Your task is to retype each line of the data below exactly.

====

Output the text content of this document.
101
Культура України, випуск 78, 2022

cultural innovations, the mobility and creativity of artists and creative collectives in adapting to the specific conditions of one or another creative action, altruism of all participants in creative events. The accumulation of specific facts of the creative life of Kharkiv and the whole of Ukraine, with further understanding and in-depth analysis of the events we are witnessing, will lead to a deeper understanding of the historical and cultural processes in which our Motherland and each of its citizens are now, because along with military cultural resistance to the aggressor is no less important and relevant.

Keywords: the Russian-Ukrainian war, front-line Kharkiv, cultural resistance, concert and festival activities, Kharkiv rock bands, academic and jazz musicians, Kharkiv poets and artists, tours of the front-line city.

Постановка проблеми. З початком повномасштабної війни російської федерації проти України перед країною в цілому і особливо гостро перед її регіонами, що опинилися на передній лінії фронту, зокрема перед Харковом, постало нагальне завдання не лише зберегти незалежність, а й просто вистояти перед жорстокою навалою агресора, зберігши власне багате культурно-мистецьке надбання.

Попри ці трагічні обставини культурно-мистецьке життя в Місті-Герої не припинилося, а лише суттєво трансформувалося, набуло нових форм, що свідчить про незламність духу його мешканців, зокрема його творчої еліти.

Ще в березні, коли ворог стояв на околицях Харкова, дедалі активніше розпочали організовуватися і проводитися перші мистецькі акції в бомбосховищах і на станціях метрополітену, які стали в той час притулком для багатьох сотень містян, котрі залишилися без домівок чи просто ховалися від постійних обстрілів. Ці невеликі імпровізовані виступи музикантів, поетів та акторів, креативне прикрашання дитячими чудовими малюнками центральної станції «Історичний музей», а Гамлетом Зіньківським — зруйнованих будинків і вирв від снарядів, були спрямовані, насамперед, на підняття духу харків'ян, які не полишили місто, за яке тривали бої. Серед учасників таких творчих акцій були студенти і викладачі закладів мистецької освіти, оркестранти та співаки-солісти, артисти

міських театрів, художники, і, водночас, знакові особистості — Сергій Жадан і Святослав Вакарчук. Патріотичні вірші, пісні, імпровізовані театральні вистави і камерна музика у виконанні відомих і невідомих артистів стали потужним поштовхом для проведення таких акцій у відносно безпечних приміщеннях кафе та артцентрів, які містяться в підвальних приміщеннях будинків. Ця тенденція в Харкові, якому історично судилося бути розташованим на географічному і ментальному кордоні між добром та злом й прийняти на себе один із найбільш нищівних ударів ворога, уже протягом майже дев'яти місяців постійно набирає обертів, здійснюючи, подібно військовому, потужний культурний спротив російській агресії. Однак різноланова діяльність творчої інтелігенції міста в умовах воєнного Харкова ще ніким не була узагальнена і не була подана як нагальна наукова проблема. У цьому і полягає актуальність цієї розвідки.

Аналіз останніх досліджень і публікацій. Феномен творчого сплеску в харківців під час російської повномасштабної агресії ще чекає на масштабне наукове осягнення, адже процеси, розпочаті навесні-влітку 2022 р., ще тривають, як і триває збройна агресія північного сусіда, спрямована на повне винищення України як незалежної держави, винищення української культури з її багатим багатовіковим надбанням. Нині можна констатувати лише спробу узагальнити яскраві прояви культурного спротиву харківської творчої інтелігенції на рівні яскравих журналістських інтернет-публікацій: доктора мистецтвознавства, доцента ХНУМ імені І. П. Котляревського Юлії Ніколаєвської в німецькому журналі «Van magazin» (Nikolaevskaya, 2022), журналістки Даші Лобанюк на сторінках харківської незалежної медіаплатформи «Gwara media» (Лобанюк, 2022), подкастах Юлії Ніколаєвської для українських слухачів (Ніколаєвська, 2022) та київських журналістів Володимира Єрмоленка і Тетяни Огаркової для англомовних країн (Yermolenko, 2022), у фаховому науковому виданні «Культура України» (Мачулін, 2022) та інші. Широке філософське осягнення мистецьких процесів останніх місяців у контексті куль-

====

» WORKED SOLUTION:
Output the text content of this document.
101
Культура України, випуск 78, 2022

cultural innovations, the mobility and creativity of artists and creative collectives in adapting to the specific conditions of one or another creative action, altruism of all participants in creative events. The accumulation of specific facts of the creative life of Kharkiv and the whole of Ukraine, with further understanding and in-depth analysis of the events we are witnessing, will lead to a deeper understanding of the historical and cultural processes in which our Motherland and each of its citizens are now, because along with military cultural resistance to the aggressor is no less important and relevant.

Keywords: the Russian-Ukrainian war, front-line Kharkiv, cultural resistance, concert and festival activities, Kharkiv rock bands, academic and jazz musicians, Kharkiv poets and artists, tours of the front-line city.

Постановка проблеми. З початком повномасштабної війни російської федерації проти України перед країною в цілому і особливо гостро перед її регіонами, що опинилися на передній лінії фронту, зокрема перед Харковом, постало нагальне завдання не лише зберегти незалежність, а й просто вистояти перед жорстокою навалою агресора, зберігши власне багате культурно-мистецьке надбання.

Попри ці трагічні обставини культурно-мистецьке життя в Місті-Герої не припинилося, а лише суттєво трансформувалося, набуло нових форм, що свідчить про незламність духу його мешканців, зокрема його творчої еліти.

Ще в березні, коли ворог стояв на околицях Харкова, дедалі активніше розпочали організовуватися і проводитися перші мистецькі акції в бомбосховищах і на станціях метрополітену, які стали в той час притулком для багатьох сотень містян, котрі залишилися без домівок чи просто ховалися від постійних обстрілів. Ці невеликі імпровізовані виступи музикантів, поетів та акторів, креативне прикрашання дитячими чудовими малюнками центральної станції «Історичний музей», а Гамлетом Зіньківським — зруйнованих будинків і вирв від снарядів, були спрямовані, насамперед, на підняття духу харків'ян, які не полишили місто, за яке тривали бої. Серед учасників таких творчих акцій були студенти і викладачі закладів мистецької освіти, оркестранти та співаки-солісти, артисти

міських театрів, художники, і, водночас, знакові особистості — Сергій Жадан і Святослав Вакарчук. Патріотичні вірші, пісні, імпровізовані театральні вистави і камерна музика у виконанні відомих і невідомих артистів стали потужним поштовхом для проведення таких акцій у відносно безпечних приміщеннях кафе та артцентрів, які містяться в підвальних приміщеннях будинків. Ця тенденція в Харкові, якому історично судилося бути розташованим на географічному і ментальному кордоні між добром та злом й прийняти на себе один із найбільш нищівних ударів ворога, уже протягом майже дев'яти місяців постійно набирає обертів, здійснюючи, подібно військовому, потужний культурний спротив російській агресії. Однак різноланова діяльність творчої інтелігенції міста в умовах воєнного Харкова ще ніким не була узагальнена і не була подана як нагальна наукова проблема. У цьому і полягає актуальність цієї розвідки.

Аналіз останніх досліджень і публікацій. Феномен творчого сплеску в харківців під час російської повномасштабної агресії ще чекає на масштабне наукове осягнення, адже процеси, розпочаті навесні-влітку 2022 р., ще тривають, як і триває збройна агресія північного сусіда, спрямована на повне винищення України як незалежної держави, винищення української культури з її багатим багатовіковим надбанням. Нині можна констатувати лише спробу узагальнити яскраві прояви культурного спротиву харківської творчої інтелігенції на рівні яскравих журналістських інтернет-публікацій: доктора мистецтвознавства, доцента ХНУМ імені І. П. Котляревського Юлії Ніколаєвської в німецькому журналі «Van magazin» (Nikolaevskaya, 2022), журналістки Даші Лобанюк на сторінках харківської незалежної медіаплатформи «Gwara media» (Лобанюк, 2022), подкастах Юлії Ніколаєвської для українських слухачів (Ніколаєвська, 2022) та київських журналістів Володимира Єрмоленка і Тетяни Огаркової для англомовних країн (Yermolenko, 2022), у фаховому науковому виданні «Культура України» (Мачулін, 2022) та інші. Широке філософське осягнення мистецьких процесів останніх місяців у контексті куль-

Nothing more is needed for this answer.